Entries with figure data:

▼▼▼

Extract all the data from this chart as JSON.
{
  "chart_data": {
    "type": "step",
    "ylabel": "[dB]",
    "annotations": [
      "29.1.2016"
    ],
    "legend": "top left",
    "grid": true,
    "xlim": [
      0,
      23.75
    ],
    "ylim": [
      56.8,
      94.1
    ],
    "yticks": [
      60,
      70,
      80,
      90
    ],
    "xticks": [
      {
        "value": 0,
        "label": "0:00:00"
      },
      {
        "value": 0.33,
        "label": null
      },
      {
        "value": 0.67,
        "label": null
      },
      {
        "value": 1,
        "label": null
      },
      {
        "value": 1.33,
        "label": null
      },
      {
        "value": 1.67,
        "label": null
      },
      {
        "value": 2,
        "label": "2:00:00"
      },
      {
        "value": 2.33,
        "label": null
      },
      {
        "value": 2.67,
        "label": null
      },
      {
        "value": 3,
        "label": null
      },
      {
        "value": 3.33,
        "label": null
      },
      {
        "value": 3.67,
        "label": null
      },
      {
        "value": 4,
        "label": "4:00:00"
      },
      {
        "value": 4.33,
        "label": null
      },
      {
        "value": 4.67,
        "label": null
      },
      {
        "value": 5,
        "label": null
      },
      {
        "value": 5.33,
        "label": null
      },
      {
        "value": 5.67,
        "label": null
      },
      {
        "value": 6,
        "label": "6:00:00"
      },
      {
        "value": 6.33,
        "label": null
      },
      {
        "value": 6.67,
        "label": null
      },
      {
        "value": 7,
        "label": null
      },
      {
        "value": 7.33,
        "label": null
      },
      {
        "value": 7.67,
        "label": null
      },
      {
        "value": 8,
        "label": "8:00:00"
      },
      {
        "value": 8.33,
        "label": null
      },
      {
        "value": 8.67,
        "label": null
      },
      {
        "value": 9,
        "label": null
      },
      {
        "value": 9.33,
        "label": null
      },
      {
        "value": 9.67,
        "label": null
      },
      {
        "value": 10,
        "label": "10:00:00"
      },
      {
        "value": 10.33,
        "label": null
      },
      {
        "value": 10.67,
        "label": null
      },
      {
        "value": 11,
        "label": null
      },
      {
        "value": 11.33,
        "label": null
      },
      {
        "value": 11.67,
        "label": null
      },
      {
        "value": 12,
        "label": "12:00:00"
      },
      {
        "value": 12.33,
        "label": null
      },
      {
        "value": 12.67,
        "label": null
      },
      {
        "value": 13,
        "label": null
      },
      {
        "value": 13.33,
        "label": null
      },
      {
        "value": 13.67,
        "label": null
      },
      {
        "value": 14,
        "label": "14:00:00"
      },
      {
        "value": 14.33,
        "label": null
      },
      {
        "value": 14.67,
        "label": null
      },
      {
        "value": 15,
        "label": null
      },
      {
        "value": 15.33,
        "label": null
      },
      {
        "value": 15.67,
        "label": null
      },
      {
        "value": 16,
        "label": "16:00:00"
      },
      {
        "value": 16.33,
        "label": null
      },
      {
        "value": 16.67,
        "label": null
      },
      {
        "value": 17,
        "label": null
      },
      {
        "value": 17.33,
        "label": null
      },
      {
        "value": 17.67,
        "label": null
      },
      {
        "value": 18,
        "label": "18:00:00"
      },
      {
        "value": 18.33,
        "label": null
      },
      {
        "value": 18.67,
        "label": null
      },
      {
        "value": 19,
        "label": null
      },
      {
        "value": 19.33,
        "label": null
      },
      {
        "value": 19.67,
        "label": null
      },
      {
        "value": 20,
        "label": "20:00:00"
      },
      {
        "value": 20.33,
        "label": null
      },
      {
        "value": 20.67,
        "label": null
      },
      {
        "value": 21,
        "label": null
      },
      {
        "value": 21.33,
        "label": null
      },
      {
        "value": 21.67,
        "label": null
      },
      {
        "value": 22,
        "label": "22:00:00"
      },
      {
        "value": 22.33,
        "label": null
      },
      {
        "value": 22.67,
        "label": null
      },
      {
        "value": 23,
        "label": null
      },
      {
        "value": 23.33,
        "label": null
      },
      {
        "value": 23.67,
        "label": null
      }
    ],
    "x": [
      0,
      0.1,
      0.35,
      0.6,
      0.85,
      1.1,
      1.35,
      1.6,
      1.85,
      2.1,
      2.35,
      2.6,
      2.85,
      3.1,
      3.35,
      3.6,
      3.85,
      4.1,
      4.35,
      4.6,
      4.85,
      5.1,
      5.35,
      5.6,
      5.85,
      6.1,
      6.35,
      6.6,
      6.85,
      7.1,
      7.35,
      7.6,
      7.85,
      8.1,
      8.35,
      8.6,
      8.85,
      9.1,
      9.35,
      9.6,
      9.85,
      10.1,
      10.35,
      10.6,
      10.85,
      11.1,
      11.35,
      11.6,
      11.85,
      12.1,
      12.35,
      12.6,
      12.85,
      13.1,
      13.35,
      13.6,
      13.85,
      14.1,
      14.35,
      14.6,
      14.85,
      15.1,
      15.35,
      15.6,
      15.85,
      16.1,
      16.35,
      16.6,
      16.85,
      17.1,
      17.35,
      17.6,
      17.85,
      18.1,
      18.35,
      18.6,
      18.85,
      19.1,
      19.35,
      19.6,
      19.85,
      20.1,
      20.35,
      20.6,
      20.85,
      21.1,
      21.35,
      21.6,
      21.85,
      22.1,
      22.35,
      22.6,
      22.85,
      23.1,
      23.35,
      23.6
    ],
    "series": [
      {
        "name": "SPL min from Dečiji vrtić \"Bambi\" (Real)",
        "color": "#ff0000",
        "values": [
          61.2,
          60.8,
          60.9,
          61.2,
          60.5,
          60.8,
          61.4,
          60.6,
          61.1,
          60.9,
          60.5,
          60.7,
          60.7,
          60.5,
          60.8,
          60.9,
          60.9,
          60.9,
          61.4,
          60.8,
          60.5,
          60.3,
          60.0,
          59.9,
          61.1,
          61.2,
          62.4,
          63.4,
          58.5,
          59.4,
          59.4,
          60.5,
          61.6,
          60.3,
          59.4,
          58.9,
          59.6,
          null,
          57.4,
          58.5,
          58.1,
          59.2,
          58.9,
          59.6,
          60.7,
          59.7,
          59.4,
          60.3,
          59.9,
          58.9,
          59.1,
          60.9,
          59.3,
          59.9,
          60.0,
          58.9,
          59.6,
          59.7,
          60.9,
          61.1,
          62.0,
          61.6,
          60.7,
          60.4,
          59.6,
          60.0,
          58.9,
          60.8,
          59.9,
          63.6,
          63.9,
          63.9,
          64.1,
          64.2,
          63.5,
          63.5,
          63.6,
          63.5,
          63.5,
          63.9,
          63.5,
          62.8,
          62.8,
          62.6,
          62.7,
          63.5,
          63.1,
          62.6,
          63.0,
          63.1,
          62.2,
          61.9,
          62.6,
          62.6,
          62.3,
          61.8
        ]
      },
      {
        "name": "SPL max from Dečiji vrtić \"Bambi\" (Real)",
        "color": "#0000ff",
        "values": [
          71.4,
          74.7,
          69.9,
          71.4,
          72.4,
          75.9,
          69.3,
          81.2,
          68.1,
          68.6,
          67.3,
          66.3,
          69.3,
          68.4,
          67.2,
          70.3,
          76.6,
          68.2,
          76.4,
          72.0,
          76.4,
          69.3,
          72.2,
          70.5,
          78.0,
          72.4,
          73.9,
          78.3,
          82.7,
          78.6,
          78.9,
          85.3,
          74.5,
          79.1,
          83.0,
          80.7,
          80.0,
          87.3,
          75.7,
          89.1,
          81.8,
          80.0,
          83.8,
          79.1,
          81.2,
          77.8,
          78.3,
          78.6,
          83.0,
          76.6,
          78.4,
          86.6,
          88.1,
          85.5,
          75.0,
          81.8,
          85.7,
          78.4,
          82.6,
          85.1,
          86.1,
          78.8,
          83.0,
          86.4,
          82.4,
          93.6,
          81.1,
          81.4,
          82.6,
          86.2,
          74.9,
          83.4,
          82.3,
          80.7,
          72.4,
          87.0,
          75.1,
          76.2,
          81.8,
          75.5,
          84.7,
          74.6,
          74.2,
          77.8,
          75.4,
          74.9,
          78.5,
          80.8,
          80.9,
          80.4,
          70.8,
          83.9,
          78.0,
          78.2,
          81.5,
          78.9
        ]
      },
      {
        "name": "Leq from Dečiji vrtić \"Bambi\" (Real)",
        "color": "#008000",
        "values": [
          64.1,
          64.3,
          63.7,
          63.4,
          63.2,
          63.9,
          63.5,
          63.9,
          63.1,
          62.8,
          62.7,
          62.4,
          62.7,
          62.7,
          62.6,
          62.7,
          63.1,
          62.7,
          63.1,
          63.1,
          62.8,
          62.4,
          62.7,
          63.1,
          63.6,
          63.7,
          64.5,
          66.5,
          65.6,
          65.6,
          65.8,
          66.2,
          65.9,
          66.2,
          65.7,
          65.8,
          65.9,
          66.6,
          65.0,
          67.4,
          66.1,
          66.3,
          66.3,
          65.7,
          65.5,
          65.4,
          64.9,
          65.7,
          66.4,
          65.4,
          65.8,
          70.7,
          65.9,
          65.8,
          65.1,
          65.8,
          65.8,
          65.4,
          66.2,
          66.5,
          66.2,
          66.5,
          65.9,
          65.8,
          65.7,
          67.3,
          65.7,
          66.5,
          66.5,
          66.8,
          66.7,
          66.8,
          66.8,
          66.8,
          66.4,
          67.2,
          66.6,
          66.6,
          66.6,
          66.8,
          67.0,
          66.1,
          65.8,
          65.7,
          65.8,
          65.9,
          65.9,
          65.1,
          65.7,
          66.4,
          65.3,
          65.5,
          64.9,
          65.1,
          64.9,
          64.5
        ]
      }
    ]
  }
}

▲▲▲

In the listing above, find the lines holding the word "vrtić" and copy them.

# Response to this exercise
        "name": "SPL min from Dečiji vrtić \"Bambi\" (Real)",
        "name": "SPL max from Dečiji vrtić \"Bambi\" (Real)",
        "name": "Leq from Dečiji vrtić \"Bambi\" (Real)",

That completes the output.